**Stated task:** Below is some material; set it all down exactly, apart from the pictures.

**Material for this exercise:**
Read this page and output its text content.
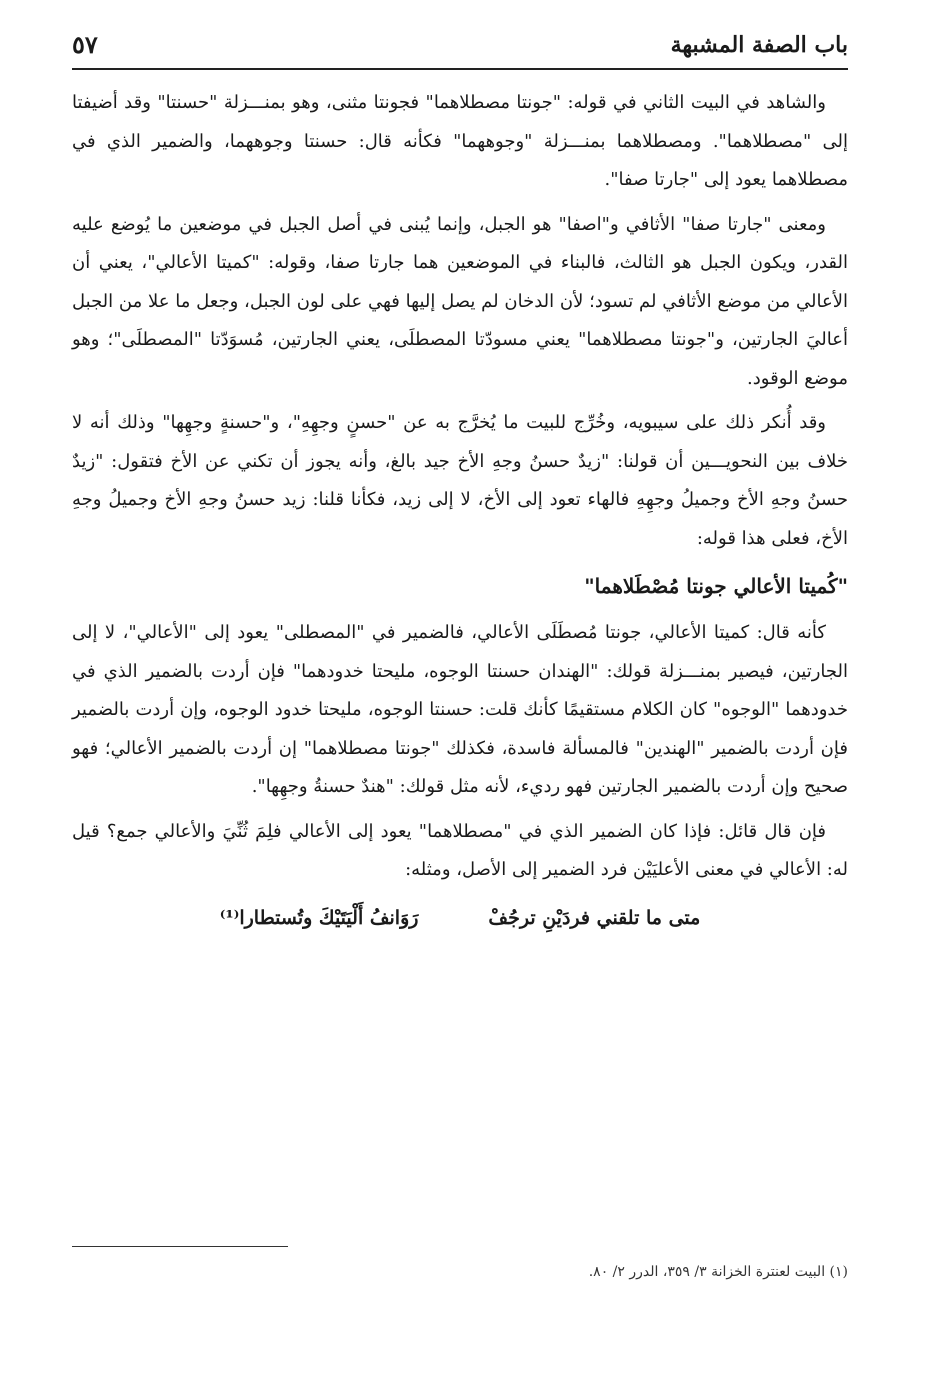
باب الصفة المشبهة
٥٧

والشاهد في البيت الثاني في قوله: "جونتا مصطلاهما" فجونتا مثنى، وهو بمنـــزلة "حسنتا" وقد أضيفتا إلى "مصطلاهما". ومصطلاهما بمنـــزلة "وجوههما" فكأنه قال: حسنتا وجوههما، والضمير الذي في مصطلاهما يعود إلى "جارتا صفا".

ومعنى "جارتا صفا" الأثافي و"اصفا" هو الجبل، وإنما يُبنى في أصل الجبل في موضعين ما يُوضع عليه القدر، ويكون الجبل هو الثالث، فالبناء في الموضعين هما جارتا صفا، وقوله: "كميتا الأعالي"، يعني أن الأعالي من موضع الأثافي لم تسود؛ لأن الدخان لم يصل إليها فهي على لون الجبل، وجعل ما علا من الجبل أعاليَ الجارتين، و"جونتا مصطلاهما" يعني مسودّتا المصطلَى، يعني الجارتين، مُسوَدّتا "المصطلَى"؛ وهو موضع الوقود.

وقد أُنكر ذلك على سيبويه، وخُرِّج للبيت ما يُخرَّج به عن "حسنٍ وجهِهِ"، و"حسنةٍ وجهِها" وذلك أنه لا خلاف بين النحويـــين أن قولنا: "زيدٌ حسنُ وجهِ الأخ جيد بالغ، وأنه يجوز أن تكني عن الأخ فتقول: "زيدٌ حسنُ وجهِ الأخ وجميلُ وجهِهِ فالهاء تعود إلى الأخ، لا إلى زيد، فكأنا قلنا: زيد حسنُ وجهِ الأخ وجميلُ وجهِ الأخ، فعلى هذا قوله:

"كُميتا الأعالي جونتا مُصْطَلاهما"

كأنه قال: كميتا الأعالي، جونتا مُصطَلَى الأعالي، فالضمير في "المصطلى" يعود إلى "الأعالي"، لا إلى الجارتين، فيصير بمنـــزلة قولك: "الهندان حسنتا الوجوه، مليحتا خدودهما" فإن أردت بالضمير الذي في خدودهما "الوجوه" كان الكلام مستقيمًا كأنك قلت: حسنتا الوجوه، مليحتا خدود الوجوه، وإن أردت بالضمير فإن أردت بالضمير "الهندين" فالمسألة فاسدة، فكذلك "جونتا مصطلاهما" إن أردت بالضمير الأعالي؛ فهو صحيح وإن أردت بالضمير الجارتين فهو رديء، لأنه مثل قولك: "هندٌ حسنةُ وجهِها".

فإن قال قائل: فإذا كان الضمير الذي في "مصطلاهما" يعود إلى الأعالي فلِمَ ثُنِّيَ والأعالي جمع؟ قيل له: الأعالي في معنى الأعليَيْن فرد الضمير إلى الأصل، ومثله:

متى ما تلقني فردَيْنِ ترجُفْ
رَوَانفُ أَلْيَتَيْكَ وتُستطارا⁽¹⁾
(١) البيت لعنترة الخزانة ٣/ ٣٥٩، الدرر ٢/ ٨٠.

**Output for this task:**
Read this page and output its text content.
باب الصفة المشبهة
٥٧

والشاهد في البيت الثاني في قوله: "جونتا مصطلاهما" فجونتا مثنى، وهو بمنـــزلة "حسنتا" وقد أضيفتا إلى "مصطلاهما". ومصطلاهما بمنـــزلة "وجوههما" فكأنه قال: حسنتا وجوههما، والضمير الذي في مصطلاهما يعود إلى "جارتا صفا".

ومعنى "جارتا صفا" الأثافي و"اصفا" هو الجبل، وإنما يُبنى في أصل الجبل في موضعين ما يُوضع عليه القدر، ويكون الجبل هو الثالث، فالبناء في الموضعين هما جارتا صفا، وقوله: "كميتا الأعالي"، يعني أن الأعالي من موضع الأثافي لم تسود؛ لأن الدخان لم يصل إليها فهي على لون الجبل، وجعل ما علا من الجبل أعاليَ الجارتين، و"جونتا مصطلاهما" يعني مسودّتا المصطلَى، يعني الجارتين، مُسوَدّتا "المصطلَى"؛ وهو موضع الوقود.

وقد أُنكر ذلك على سيبويه، وخُرِّج للبيت ما يُخرَّج به عن "حسنٍ وجهِهِ"، و"حسنةٍ وجهِها" وذلك أنه لا خلاف بين النحويـــين أن قولنا: "زيدٌ حسنُ وجهِ الأخ جيد بالغ، وأنه يجوز أن تكني عن الأخ فتقول: "زيدٌ حسنُ وجهِ الأخ وجميلُ وجهِهِ فالهاء تعود إلى الأخ، لا إلى زيد، فكأنا قلنا: زيد حسنُ وجهِ الأخ وجميلُ وجهِ الأخ، فعلى هذا قوله:

"كُميتا الأعالي جونتا مُصْطَلاهما"

كأنه قال: كميتا الأعالي، جونتا مُصطَلَى الأعالي، فالضمير في "المصطلى" يعود إلى "الأعالي"، لا إلى الجارتين، فيصير بمنـــزلة قولك: "الهندان حسنتا الوجوه، مليحتا خدودهما" فإن أردت بالضمير الذي في خدودهما "الوجوه" كان الكلام مستقيمًا كأنك قلت: حسنتا الوجوه، مليحتا خدود الوجوه، وإن أردت بالضمير فإن أردت بالضمير "الهندين" فالمسألة فاسدة، فكذلك "جونتا مصطلاهما" إن أردت بالضمير الأعالي؛ فهو صحيح وإن أردت بالضمير الجارتين فهو رديء، لأنه مثل قولك: "هندٌ حسنةُ وجهِها".

فإن قال قائل: فإذا كان الضمير الذي في "مصطلاهما" يعود إلى الأعالي فلِمَ ثُنِّيَ والأعالي جمع؟ قيل له: الأعالي في معنى الأعليَيْن فرد الضمير إلى الأصل، ومثله:

متى ما تلقني فردَيْنِ ترجُفْ
رَوَانفُ أَلْيَتَيْكَ وتُستطارا⁽¹⁾
(١) البيت لعنترة الخزانة ٣/ ٣٥٩، الدرر ٢/ ٨٠.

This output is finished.